▸ **WORK TO DO**
Write out the whole listing, matching it exactly.

▸ **ITEMS**
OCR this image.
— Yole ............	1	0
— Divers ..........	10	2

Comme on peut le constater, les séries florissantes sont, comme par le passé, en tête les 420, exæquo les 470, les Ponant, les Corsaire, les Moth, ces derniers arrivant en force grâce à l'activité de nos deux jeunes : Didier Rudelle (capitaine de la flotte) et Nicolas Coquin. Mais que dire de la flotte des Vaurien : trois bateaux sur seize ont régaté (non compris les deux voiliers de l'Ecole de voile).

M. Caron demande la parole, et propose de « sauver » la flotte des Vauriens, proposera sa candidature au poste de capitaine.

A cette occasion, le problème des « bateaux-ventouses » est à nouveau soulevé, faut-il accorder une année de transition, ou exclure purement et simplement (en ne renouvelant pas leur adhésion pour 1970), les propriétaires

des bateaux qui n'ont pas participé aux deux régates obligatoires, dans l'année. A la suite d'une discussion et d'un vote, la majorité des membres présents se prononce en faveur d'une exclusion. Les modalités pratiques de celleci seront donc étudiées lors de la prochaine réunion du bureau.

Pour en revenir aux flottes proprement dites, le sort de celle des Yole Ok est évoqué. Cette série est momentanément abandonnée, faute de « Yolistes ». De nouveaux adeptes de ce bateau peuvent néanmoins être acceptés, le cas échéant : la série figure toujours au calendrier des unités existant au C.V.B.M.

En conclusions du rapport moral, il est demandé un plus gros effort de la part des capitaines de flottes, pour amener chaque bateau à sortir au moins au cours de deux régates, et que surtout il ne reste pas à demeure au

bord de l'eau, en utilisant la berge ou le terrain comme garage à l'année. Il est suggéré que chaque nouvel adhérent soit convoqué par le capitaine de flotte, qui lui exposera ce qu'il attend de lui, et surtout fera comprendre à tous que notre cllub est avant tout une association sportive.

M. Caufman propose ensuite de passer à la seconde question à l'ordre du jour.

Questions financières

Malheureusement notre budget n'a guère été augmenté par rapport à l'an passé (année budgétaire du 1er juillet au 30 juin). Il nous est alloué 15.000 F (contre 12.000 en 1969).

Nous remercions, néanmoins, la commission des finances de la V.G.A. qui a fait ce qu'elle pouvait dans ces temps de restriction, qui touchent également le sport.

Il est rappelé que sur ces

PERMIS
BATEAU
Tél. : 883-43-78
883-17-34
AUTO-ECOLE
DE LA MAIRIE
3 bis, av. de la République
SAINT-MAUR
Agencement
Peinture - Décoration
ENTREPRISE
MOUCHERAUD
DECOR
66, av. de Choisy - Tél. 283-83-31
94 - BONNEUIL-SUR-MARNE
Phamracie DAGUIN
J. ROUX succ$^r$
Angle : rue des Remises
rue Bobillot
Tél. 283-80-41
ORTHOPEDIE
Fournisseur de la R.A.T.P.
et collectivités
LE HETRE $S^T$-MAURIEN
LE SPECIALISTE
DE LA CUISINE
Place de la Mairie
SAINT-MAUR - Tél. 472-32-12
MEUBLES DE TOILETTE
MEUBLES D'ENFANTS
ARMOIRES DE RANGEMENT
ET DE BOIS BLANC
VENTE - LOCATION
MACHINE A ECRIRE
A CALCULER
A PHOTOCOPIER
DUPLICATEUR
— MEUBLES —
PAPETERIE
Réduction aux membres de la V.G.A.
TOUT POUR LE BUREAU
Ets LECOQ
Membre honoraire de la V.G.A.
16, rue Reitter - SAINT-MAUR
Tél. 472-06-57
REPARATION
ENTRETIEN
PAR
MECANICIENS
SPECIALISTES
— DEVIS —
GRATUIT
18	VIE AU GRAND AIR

▸ **PROBLEM SOLUTION**
OCR this image.
— Yole ............	1	0
— Divers ..........	10	2

Comme on peut le constater, les séries florissantes sont, comme par le passé, en tête les 420, exæquo les 470, les Ponant, les Corsaire, les Moth, ces derniers arrivant en force grâce à l'activité de nos deux jeunes : Didier Rudelle (capitaine de la flotte) et Nicolas Coquin. Mais que dire de la flotte des Vaurien : trois bateaux sur seize ont régaté (non compris les deux voiliers de l'Ecole de voile).

M. Caron demande la parole, et propose de « sauver » la flotte des Vauriens, proposera sa candidature au poste de capitaine.

A cette occasion, le problème des « bateaux-ventouses » est à nouveau soulevé, faut-il accorder une année de transition, ou exclure purement et simplement (en ne renouvelant pas leur adhésion pour 1970), les propriétaires

des bateaux qui n'ont pas participé aux deux régates obligatoires, dans l'année. A la suite d'une discussion et d'un vote, la majorité des membres présents se prononce en faveur d'une exclusion. Les modalités pratiques de celleci seront donc étudiées lors de la prochaine réunion du bureau.

Pour en revenir aux flottes proprement dites, le sort de celle des Yole Ok est évoqué. Cette série est momentanément abandonnée, faute de « Yolistes ». De nouveaux adeptes de ce bateau peuvent néanmoins être acceptés, le cas échéant : la série figure toujours au calendrier des unités existant au C.V.B.M.

En conclusions du rapport moral, il est demandé un plus gros effort de la part des capitaines de flottes, pour amener chaque bateau à sortir au moins au cours de deux régates, et que surtout il ne reste pas à demeure au

bord de l'eau, en utilisant la berge ou le terrain comme garage à l'année. Il est suggéré que chaque nouvel adhérent soit convoqué par le capitaine de flotte, qui lui exposera ce qu'il attend de lui, et surtout fera comprendre à tous que notre cllub est avant tout une association sportive.

M. Caufman propose ensuite de passer à la seconde question à l'ordre du jour.

Questions financières

Malheureusement notre budget n'a guère été augmenté par rapport à l'an passé (année budgétaire du 1er juillet au 30 juin). Il nous est alloué 15.000 F (contre 12.000 en 1969).

Nous remercions, néanmoins, la commission des finances de la V.G.A. qui a fait ce qu'elle pouvait dans ces temps de restriction, qui touchent également le sport.

Il est rappelé que sur ces

PERMIS
BATEAU
Tél. : 883-43-78
883-17-34
AUTO-ECOLE
DE LA MAIRIE
3 bis, av. de la République
SAINT-MAUR
Agencement
Peinture - Décoration
ENTREPRISE
MOUCHERAUD
DECOR
66, av. de Choisy - Tél. 283-83-31
94 - BONNEUIL-SUR-MARNE
Phamracie DAGUIN
J. ROUX succ$^r$
Angle : rue des Remises
rue Bobillot
Tél. 283-80-41
ORTHOPEDIE
Fournisseur de la R.A.T.P.
et collectivités
LE HETRE $S^T$-MAURIEN
LE SPECIALISTE
DE LA CUISINE
Place de la Mairie
SAINT-MAUR - Tél. 472-32-12
MEUBLES DE TOILETTE
MEUBLES D'ENFANTS
ARMOIRES DE RANGEMENT
ET DE BOIS BLANC
VENTE - LOCATION
MACHINE A ECRIRE
A CALCULER
A PHOTOCOPIER
DUPLICATEUR
— MEUBLES —
PAPETERIE
Réduction aux membres de la V.G.A.
TOUT POUR LE BUREAU
Ets LECOQ
Membre honoraire de la V.G.A.
16, rue Reitter - SAINT-MAUR
Tél. 472-06-57
REPARATION
ENTRETIEN
PAR
MECANICIENS
SPECIALISTES
— DEVIS —
GRATUIT
18	VIE AU GRAND AIR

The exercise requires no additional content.